(Records from a dataset)

--------------------

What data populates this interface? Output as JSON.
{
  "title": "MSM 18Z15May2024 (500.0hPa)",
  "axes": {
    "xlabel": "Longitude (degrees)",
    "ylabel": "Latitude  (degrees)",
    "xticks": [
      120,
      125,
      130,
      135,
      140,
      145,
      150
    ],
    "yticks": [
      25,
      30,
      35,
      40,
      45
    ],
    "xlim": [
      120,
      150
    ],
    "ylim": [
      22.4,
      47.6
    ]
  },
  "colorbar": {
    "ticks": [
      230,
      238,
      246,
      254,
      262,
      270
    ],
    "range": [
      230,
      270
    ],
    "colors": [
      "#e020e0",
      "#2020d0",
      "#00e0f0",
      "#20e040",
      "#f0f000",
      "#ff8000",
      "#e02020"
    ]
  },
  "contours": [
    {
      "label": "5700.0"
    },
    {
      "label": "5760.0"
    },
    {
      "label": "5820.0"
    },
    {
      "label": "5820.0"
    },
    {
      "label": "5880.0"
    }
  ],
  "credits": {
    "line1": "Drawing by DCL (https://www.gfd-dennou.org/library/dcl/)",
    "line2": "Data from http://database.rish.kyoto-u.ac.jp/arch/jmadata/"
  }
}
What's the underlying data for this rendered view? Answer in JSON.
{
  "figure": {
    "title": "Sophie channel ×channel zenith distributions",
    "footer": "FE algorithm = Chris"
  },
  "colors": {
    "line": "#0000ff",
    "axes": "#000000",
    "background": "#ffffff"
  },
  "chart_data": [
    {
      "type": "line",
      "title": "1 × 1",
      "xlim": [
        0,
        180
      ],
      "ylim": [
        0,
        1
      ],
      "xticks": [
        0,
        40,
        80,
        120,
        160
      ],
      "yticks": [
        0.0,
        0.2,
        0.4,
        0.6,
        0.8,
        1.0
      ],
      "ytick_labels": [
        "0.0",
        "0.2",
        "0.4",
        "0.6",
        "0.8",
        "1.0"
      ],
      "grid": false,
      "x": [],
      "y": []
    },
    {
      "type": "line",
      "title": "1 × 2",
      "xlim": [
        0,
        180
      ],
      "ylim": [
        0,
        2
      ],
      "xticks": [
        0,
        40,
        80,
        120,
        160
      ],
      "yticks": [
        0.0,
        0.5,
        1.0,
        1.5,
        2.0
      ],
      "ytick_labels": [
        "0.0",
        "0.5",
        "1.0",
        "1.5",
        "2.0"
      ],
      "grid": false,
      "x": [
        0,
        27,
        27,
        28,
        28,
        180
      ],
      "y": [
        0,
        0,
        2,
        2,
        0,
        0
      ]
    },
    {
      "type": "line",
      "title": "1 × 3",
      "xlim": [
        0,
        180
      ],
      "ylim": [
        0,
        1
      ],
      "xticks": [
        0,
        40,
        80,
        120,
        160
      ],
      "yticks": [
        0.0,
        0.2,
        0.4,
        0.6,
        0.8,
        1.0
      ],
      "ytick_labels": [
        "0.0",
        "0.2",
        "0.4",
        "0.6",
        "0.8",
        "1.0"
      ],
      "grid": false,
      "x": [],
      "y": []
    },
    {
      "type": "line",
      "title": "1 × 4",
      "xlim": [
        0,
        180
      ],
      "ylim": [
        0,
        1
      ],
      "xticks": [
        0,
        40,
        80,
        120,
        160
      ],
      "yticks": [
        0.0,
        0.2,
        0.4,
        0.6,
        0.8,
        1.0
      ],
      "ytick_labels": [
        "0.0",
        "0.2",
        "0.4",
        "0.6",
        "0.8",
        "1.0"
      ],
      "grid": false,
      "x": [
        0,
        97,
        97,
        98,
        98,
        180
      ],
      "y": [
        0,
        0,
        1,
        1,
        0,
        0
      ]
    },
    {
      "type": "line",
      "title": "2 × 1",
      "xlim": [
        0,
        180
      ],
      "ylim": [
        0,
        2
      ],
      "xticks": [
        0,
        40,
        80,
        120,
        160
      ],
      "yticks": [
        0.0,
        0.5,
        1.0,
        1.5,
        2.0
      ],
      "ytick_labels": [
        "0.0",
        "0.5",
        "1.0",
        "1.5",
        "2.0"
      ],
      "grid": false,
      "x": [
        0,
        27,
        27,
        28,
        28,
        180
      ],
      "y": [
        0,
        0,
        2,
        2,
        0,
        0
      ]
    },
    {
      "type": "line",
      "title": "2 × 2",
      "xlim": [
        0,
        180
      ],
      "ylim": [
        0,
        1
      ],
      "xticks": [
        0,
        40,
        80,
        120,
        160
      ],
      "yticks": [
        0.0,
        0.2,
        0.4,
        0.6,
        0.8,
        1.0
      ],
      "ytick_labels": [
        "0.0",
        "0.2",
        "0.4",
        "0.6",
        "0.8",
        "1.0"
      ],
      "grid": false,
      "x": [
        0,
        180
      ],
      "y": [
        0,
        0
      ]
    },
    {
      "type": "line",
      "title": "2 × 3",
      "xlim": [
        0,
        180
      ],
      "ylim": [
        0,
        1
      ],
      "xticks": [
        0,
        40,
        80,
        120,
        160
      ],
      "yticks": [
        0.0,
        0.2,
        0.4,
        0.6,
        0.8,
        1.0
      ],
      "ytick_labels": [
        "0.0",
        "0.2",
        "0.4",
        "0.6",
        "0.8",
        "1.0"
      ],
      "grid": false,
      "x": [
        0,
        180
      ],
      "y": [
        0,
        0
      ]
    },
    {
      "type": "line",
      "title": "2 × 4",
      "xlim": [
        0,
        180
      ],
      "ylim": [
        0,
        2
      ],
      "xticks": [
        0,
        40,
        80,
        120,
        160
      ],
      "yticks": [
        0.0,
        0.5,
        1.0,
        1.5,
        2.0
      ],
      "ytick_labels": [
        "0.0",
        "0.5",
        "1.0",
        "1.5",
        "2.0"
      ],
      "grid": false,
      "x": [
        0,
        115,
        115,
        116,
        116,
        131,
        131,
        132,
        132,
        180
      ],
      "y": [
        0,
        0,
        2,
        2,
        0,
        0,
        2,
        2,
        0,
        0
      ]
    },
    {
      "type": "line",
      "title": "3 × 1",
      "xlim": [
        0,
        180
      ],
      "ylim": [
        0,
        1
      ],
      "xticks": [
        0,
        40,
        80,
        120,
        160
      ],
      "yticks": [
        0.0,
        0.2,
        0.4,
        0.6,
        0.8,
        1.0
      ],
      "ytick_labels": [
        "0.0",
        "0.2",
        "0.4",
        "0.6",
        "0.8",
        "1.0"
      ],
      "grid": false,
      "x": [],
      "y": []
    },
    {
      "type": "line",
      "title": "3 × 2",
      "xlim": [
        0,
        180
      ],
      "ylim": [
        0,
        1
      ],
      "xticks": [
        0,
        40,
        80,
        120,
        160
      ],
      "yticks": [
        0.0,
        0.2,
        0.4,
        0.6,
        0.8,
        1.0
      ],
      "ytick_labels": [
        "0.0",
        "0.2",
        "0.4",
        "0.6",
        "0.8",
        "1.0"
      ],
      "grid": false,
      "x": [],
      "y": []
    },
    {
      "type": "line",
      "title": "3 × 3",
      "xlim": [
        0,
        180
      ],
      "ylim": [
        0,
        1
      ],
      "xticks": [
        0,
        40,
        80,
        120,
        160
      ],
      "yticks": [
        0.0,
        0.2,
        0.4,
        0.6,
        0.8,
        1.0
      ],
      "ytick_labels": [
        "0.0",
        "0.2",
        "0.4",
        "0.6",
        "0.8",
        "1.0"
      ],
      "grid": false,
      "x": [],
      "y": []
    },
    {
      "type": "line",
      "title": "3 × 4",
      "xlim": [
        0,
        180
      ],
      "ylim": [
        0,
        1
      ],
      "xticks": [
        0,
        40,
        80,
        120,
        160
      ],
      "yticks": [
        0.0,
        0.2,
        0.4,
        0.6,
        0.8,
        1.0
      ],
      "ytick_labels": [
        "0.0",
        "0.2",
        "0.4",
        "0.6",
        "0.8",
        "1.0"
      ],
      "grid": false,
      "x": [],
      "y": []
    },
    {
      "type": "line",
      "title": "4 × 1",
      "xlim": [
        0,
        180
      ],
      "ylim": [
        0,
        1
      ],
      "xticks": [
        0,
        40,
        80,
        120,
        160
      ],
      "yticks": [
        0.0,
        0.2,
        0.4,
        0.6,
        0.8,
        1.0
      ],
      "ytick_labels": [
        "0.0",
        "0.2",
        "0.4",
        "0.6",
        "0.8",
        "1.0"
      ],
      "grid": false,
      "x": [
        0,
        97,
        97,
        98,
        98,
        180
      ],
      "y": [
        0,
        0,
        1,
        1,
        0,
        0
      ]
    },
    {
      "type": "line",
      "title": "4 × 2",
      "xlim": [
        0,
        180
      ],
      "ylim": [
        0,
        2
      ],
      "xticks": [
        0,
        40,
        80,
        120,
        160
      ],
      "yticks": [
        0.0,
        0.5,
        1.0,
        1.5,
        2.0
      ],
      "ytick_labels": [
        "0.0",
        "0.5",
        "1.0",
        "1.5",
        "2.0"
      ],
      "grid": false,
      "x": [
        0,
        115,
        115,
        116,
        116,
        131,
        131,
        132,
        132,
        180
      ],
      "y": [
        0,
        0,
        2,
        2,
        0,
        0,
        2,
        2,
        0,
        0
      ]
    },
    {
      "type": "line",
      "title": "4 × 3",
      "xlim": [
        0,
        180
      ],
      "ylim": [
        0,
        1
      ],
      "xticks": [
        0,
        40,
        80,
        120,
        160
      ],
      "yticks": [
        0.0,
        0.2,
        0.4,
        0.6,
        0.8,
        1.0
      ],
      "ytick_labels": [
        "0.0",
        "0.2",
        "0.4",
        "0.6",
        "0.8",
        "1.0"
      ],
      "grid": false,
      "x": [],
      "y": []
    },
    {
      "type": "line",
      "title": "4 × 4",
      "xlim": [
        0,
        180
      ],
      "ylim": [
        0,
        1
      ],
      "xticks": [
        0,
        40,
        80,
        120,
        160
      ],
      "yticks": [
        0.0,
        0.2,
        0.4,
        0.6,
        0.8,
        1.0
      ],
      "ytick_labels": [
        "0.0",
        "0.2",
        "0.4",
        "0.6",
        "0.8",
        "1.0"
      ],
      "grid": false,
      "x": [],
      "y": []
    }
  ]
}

--------------------

(REQUIREMENT):
Copy every line of the material in which the word "degrees" occurs.

(RESULT BELOW):
    "xlabel": "Longitude (degrees)",
    "ylabel": "Latitude  (degrees)",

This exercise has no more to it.